INSTRUCTION:
Reproduce without any change the lines from the one containing "607, 695, 623]" through the one containing "explanation-caption: The rank", including both of those lines.

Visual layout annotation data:
»»

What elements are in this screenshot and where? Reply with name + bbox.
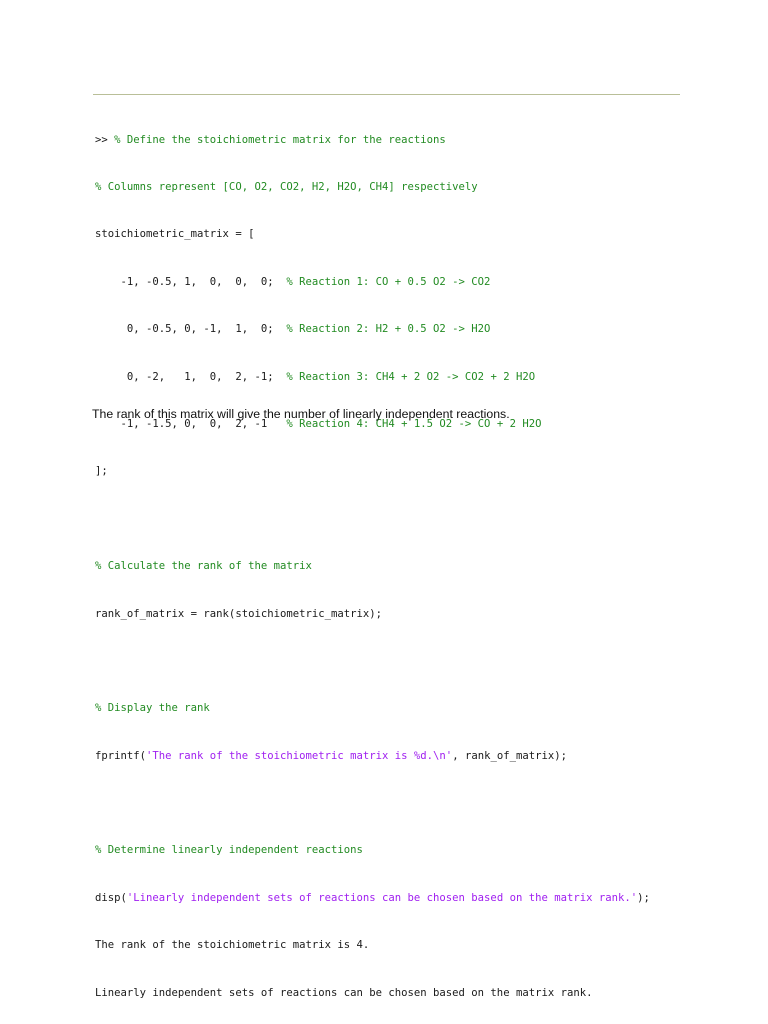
code-line-rank	[95, 607, 695, 623]
matrix-row-3	[95, 370, 695, 386]
command-prompt: >>	[95, 133, 115, 146]
explanation-caption: The rank of this matrix will give the number of linearly independent reactions.	[92, 407, 510, 421]
comment-define: % Define the stoichiometric matrix for the reactions	[114, 133, 446, 146]
code-line-define	[95, 133, 695, 149]
output-independent: Linearly independent sets of reactions can be chosen based on the matrix rank.	[95, 986, 593, 999]
comment-columns: % Columns represent [CO, O2, CO2, H2, H2O, CH4] respectively	[95, 180, 478, 193]
blank-line	[95, 654, 695, 670]
blank-line	[95, 796, 695, 812]
matrix-open: stoichiometric_matrix = [	[95, 228, 255, 241]
code-line-matrix-close	[95, 464, 695, 480]
code-line-comment-display	[95, 701, 695, 717]
fprintf-string: 'The rank of the stoichiometric matrix is %d.\n'	[146, 749, 453, 762]
disp-end: );	[637, 891, 650, 904]
console-output-2	[95, 986, 695, 1002]
matrix-row-comment: % Reaction 2: H2 + 0.5 O2 -> H2O	[286, 323, 491, 336]
matrix-row-values: -1, -0.5, 1, 0, 0, 0;	[95, 275, 287, 288]
disp-call: disp(	[95, 891, 127, 904]
matrix-row-comment: % Reaction 1: CO + 0.5 O2 -> CO2	[286, 275, 491, 288]
comment-determine: % Determine linearly independent reactions	[95, 844, 363, 857]
code-line-disp	[95, 891, 695, 907]
code-line-fprintf	[95, 749, 695, 765]
blank-line	[95, 512, 695, 528]
top-divider	[93, 94, 680, 95]
console-output-1	[95, 938, 695, 954]
rank-statement: rank_of_matrix = rank(stoichiometric_matrix);	[95, 607, 383, 620]
matrix-row-values: 0, -2, 1, 0, 2, -1;	[95, 370, 287, 383]
comment-display: % Display the rank	[95, 702, 210, 715]
comment-rank: % Calculate the rank of the matrix	[95, 560, 312, 573]
matrix-row-2	[95, 322, 695, 338]
fprintf-call: fprintf(	[95, 749, 147, 762]
output-rank: The rank of the stoichiometric matrix is 4.	[95, 939, 370, 952]
matrix-close: ];	[95, 465, 108, 478]
code-line-columns	[95, 180, 695, 196]
code-block	[95, 101, 695, 1017]
code-line-comment-determine	[95, 843, 695, 859]
matrix-row-values: -1, -1.5, 0, 0, 2, -1	[95, 417, 287, 430]
fprintf-args: , rank_of_matrix);	[452, 749, 567, 762]
matrix-row-comment: % Reaction 3: CH4 + 2 O2 -> CO2 + 2 H2O	[286, 370, 536, 383]
matrix-row-values: 0, -0.5, 0, -1, 1, 0;	[95, 323, 287, 336]
code-line-comment-rank	[95, 559, 695, 575]
code-line-matrix-open	[95, 227, 695, 243]
matrix-row-comment: % Reaction 4: CH4 + 1.5 O2 -> CO + 2 H2O	[286, 417, 542, 430]
disp-string: 'Linearly independent sets of reactions can be chosen based on the matrix rank.'	[126, 891, 638, 904]
matrix-row-1	[95, 275, 695, 291]
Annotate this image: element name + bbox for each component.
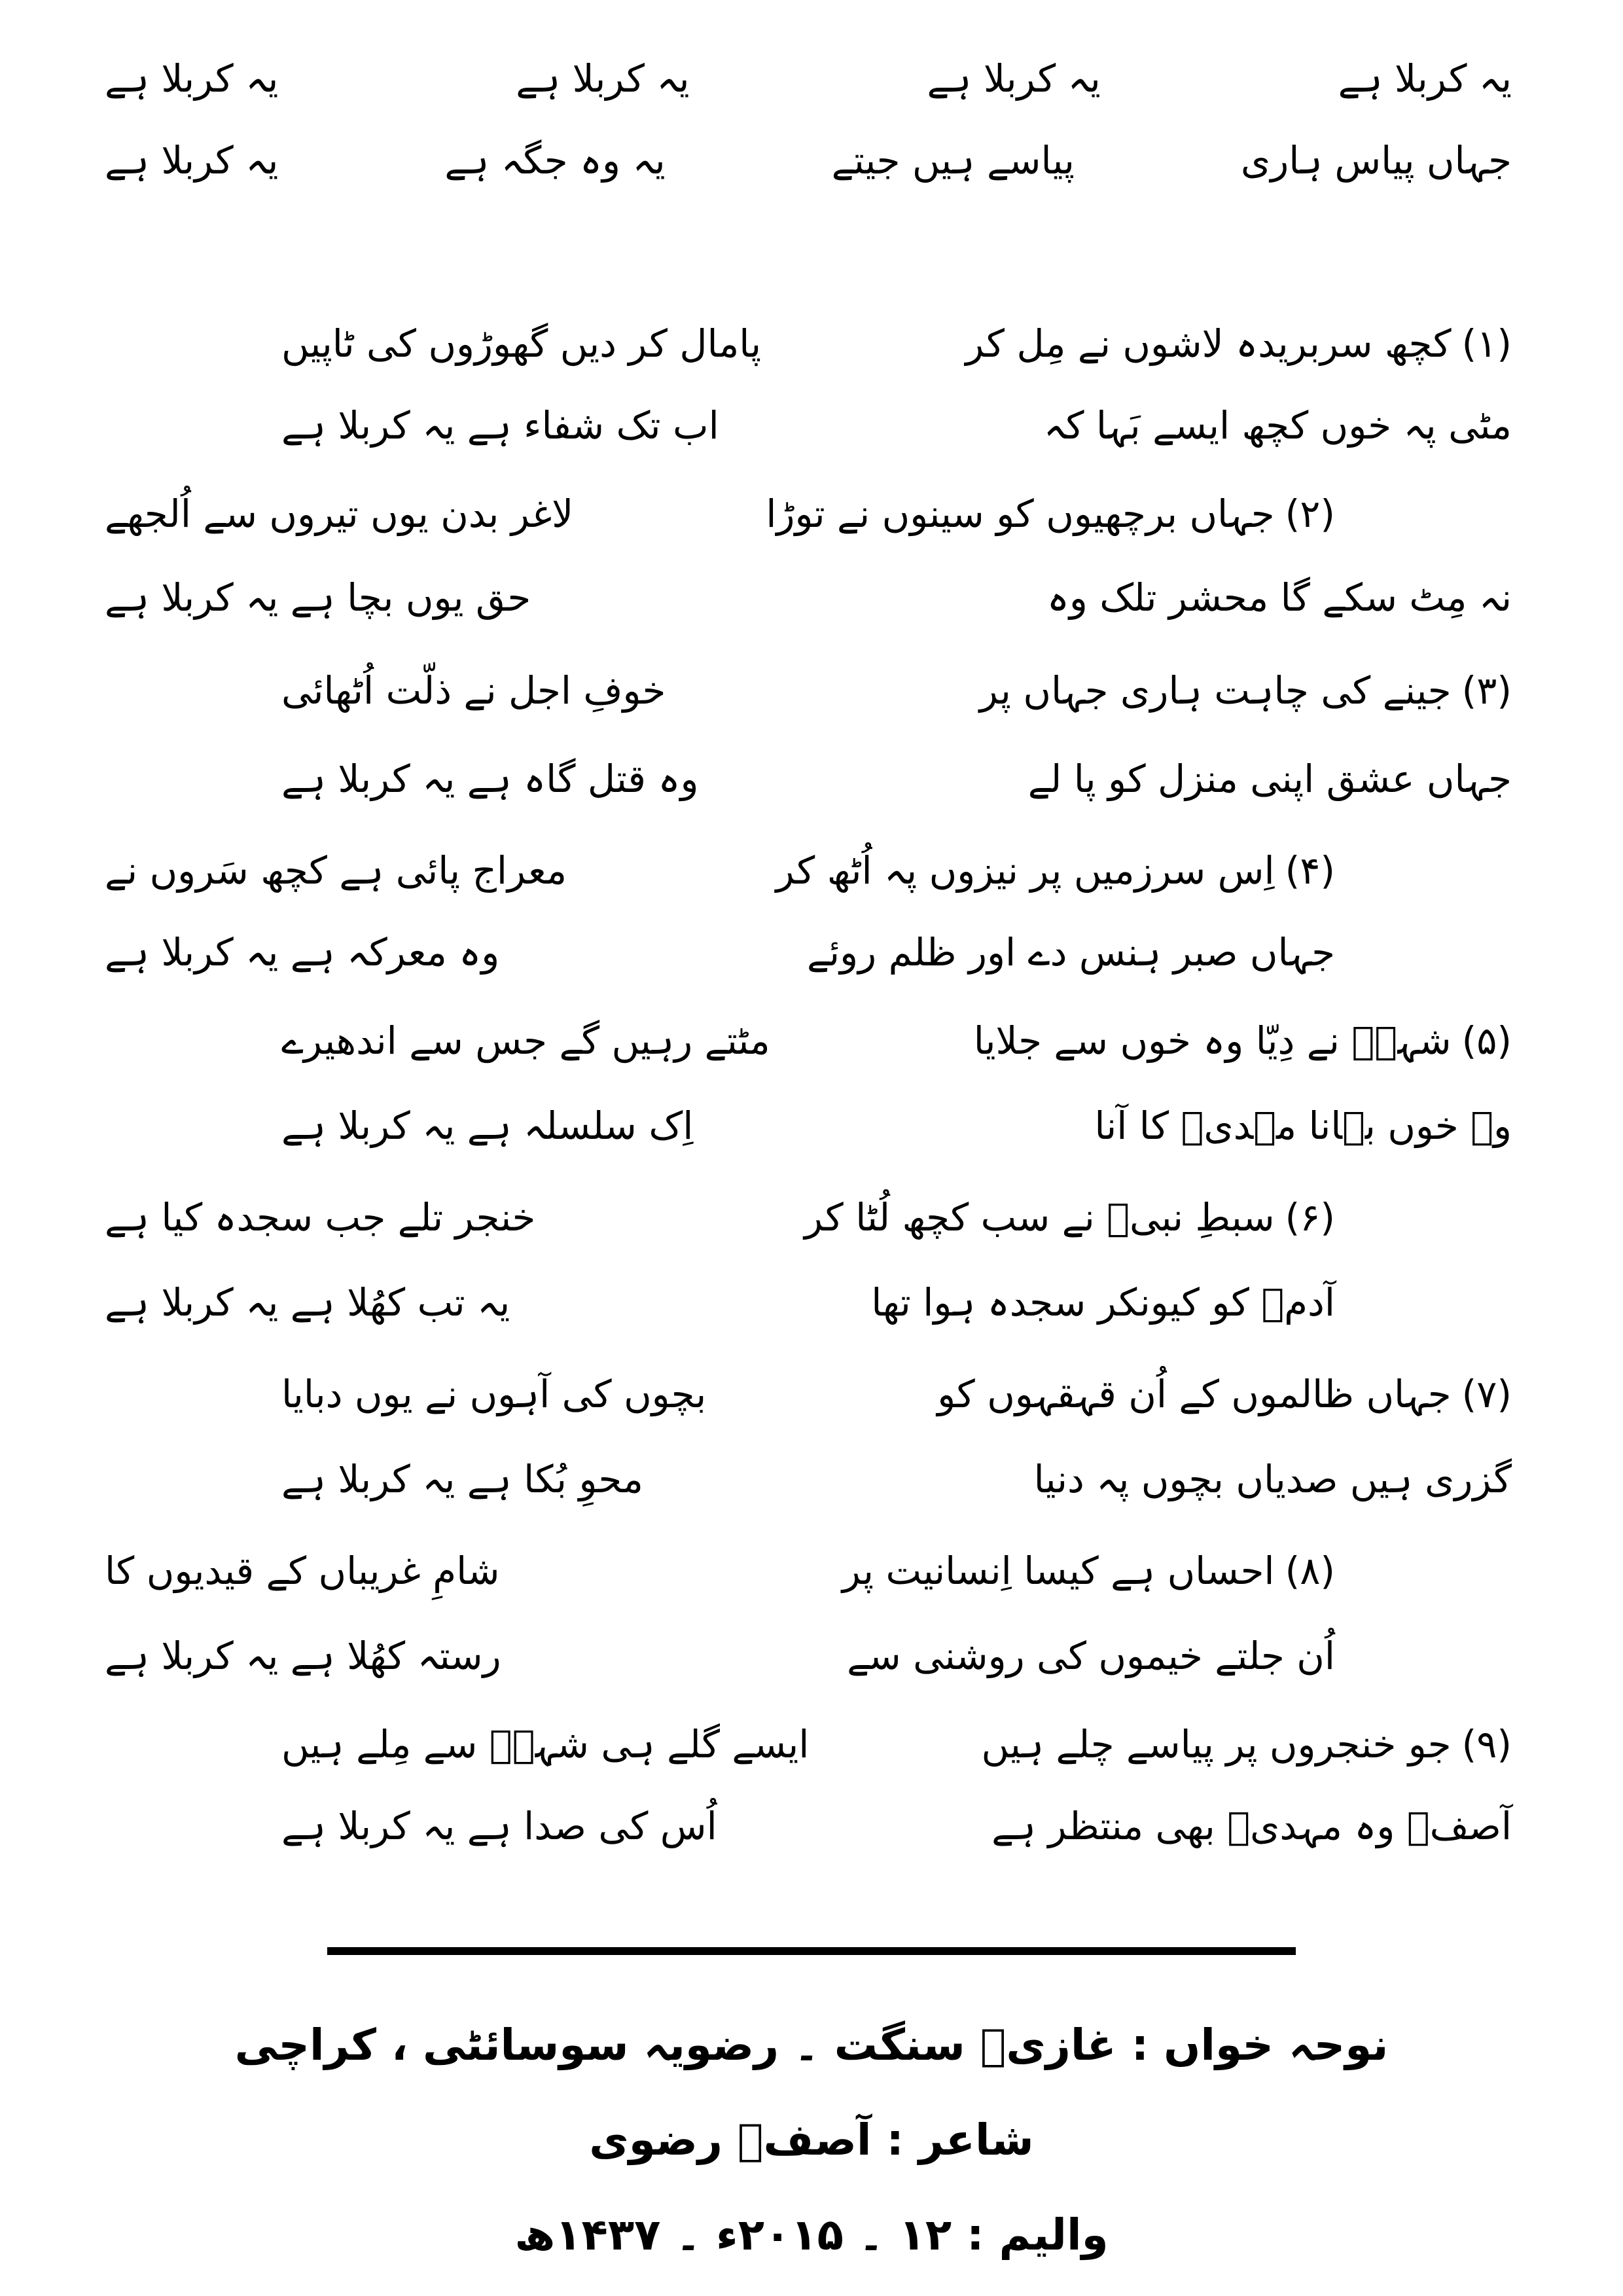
stanza-3-line-1 [281, 655, 1512, 726]
verse-hemistich: احساں ہے کیسا اِنسانیت پر [842, 1549, 1275, 1593]
verse-hemistich: وہ خوں بہانا مہدیؑ کا آنا [1094, 1103, 1512, 1148]
refrain-segment: پیاسے ہیں جیتے [831, 138, 1075, 183]
refrain-segment: یہ کربلا ہے [105, 138, 279, 183]
verse-hemistich: خوفِ اجل نے ذلّت اُٹھائی [281, 668, 666, 713]
verse-hemistich: جہاں ظالموں کے اُن قہقہوں کو [937, 1372, 1452, 1416]
verse-hemistich: جہاں عشق اپنی منزل کو پا لے [1027, 757, 1512, 801]
verse-hemistich: پامال کر دیں گھوڑوں کی ٹاپیں [281, 321, 762, 366]
refrain-segment: یہ کربلا ہے [105, 56, 279, 101]
stanza-6-line-1 [105, 1181, 1335, 1253]
divider-rule [327, 1947, 1296, 1955]
stanza-number: (۳) [1461, 668, 1512, 713]
stanza-6-line-2 [105, 1266, 1335, 1338]
verse-hemistich: لاغر بدن یوں تیروں سے اُلجھے [105, 492, 574, 536]
refrain-segment: یہ کربلا ہے [1338, 56, 1512, 101]
verse-hemistich: جینے کی چاہت ہاری جہاں پر [979, 668, 1452, 713]
refrain-segment: یہ کربلا ہے [516, 56, 690, 101]
verse-hemistich: اُن جلتے خیموں کی روشنی سے [847, 1634, 1335, 1678]
stanza-number: (۱) [1461, 321, 1512, 366]
stanza-5-line-2 [281, 1090, 1512, 1162]
verse-hemistich: جہاں صبر ہنس دے اور ظلم روئے [807, 930, 1335, 975]
stanza-1-line-1 [281, 308, 1512, 380]
verse-hemistich: آصفؔ وہ مہدیؑ بھی منتظر ہے [991, 1804, 1512, 1848]
volume-credit: والیم : ۱۲ ۔ ۲۰۱۵ء ۔ ۱۴۳۷ھ [514, 2210, 1109, 2260]
poet-credit: شاعر : آصفؔ رضوی [589, 2115, 1034, 2165]
stanza-number: (۴) [1285, 848, 1335, 893]
verse-hemistich: آدمؑ کو کیونکر سجدہ ہوا تھا [871, 1280, 1335, 1325]
refrain-segment: یہ وہ جگہ ہے [444, 138, 666, 183]
reciter-credit: نوحہ خواں : غازیؑ سنگت ۔ رضویہ سوسائٹی ، کراچی [234, 2020, 1389, 2070]
stanza-4-line-1 [105, 834, 1335, 906]
verse-hemistich: وہ معرکہ ہے یہ کربلا ہے [105, 930, 500, 975]
stanza-number: (۷) [1461, 1372, 1512, 1416]
verse-hemistich: شہہؑ نے دِیّا وہ خوں سے جلایا [973, 1018, 1452, 1063]
verse-hemistich: شامِ غریباں کے قیدیوں کا [105, 1549, 500, 1593]
verse-hemistich: اب تک شفاء ہے یہ کربلا ہے [281, 403, 719, 448]
stanza-2-line-2 [105, 562, 1512, 634]
verse-hemistich: مٹی پہ خوں کچھ ایسے بَہا کہ [1043, 403, 1512, 448]
stanza-5-line-1 [281, 1005, 1512, 1077]
verse-hemistich: سبطِ نبیؐ نے سب کچھ لُٹا کر [804, 1195, 1275, 1240]
stanza-8-line-2 [105, 1620, 1335, 1692]
verse-hemistich: جہاں برچھیوں کو سینوں نے توڑا [766, 492, 1275, 536]
refrain-segment: جہاں پیاس ہاری [1240, 138, 1512, 183]
stanza-9-line-1 [281, 1708, 1512, 1780]
verse-hemistich: وہ قتل گاہ ہے یہ کربلا ہے [281, 757, 699, 801]
stanza-number: (۵) [1461, 1018, 1512, 1063]
stanza-8-line-1 [105, 1535, 1335, 1607]
verse-hemistich: بچوں کی آہوں نے یوں دبایا [281, 1372, 707, 1416]
verse-hemistich: نہ مِٹ سکے گا محشر تلک وہ [1046, 575, 1512, 620]
verse-hemistich: اِک سلسلہ ہے یہ کربلا ہے [281, 1103, 694, 1148]
stanza-7-line-2 [281, 1443, 1512, 1515]
verse-hemistich: اُس کی صدا ہے یہ کربلا ہے [281, 1804, 717, 1848]
stanza-number: (۲) [1285, 492, 1335, 536]
refrain-segment: یہ کربلا ہے [927, 56, 1101, 101]
verse-hemistich: رستہ کھُلا ہے یہ کربلا ہے [105, 1634, 501, 1678]
stanza-number: (۸) [1285, 1549, 1335, 1593]
stanza-number: (۹) [1461, 1722, 1512, 1767]
stanza-2-line-1 [105, 478, 1335, 550]
verse-hemistich: معراج پائی ہے کچھ سَروں نے [105, 848, 567, 893]
verse-hemistich: محوِ بُکا ہے یہ کربلا ہے [281, 1457, 643, 1501]
verse-hemistich: خنجر تلے جب سجدہ کیا ہے [105, 1195, 536, 1240]
verse-hemistich: اِس سرزمیں پر نیزوں پہ اُٹھ کر [776, 848, 1275, 893]
verse-hemistich: ایسے گلے ہی شہہؑ سے مِلے ہیں [281, 1722, 810, 1767]
stanza-9-line-2 [281, 1790, 1512, 1862]
verse-hemistich: یہ تب کھُلا ہے یہ کربلا ہے [105, 1280, 510, 1325]
verse-hemistich: جو خنجروں پر پیاسے چلے ہیں [981, 1722, 1452, 1767]
stanza-7-line-1 [281, 1358, 1512, 1430]
refrain-line-1 [105, 43, 1512, 115]
stanza-1-line-2 [281, 389, 1512, 461]
verse-hemistich: حق یوں بچا ہے یہ کربلا ہے [105, 575, 531, 620]
verse-hemistich: کچھ سربریدہ لاشوں نے مِل کر [965, 321, 1452, 366]
refrain-line-2 [105, 124, 1512, 196]
stanza-number: (۶) [1285, 1195, 1335, 1240]
stanza-4-line-2 [105, 916, 1335, 988]
verse-hemistich: مٹتے رہیں گے جس سے اندھیرے [281, 1018, 770, 1063]
verse-hemistich: گزری ہیں صدیاں بچوں پہ دنیا [1033, 1457, 1512, 1501]
stanza-3-line-2 [281, 743, 1512, 815]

««

COMPLETED TASK:
code-line-rank	[95, 607, 695, 623]
matrix-row-3	[95, 370, 695, 386]
command-prompt: >>	[95, 133, 115, 146]
explanation-caption: The rank of this matrix will give the number of linearly independent reactions.	[92, 407, 510, 421]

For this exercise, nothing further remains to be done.